* **Work to be completed**:
Count the lines in the material below that contain the string "tick". Reply with the number alone.

* **Provided entries**:
• • •

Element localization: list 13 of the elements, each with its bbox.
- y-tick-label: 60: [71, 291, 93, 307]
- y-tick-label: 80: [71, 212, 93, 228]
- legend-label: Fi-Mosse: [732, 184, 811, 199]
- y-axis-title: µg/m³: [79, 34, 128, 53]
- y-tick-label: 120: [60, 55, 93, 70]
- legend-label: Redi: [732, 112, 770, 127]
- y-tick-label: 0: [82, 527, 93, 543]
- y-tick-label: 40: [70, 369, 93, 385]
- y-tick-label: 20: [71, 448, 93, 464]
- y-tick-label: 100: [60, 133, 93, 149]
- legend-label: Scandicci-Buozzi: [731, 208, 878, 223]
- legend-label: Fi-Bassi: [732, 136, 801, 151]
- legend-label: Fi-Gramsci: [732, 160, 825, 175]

• • •

* **Response to the exercise**:
7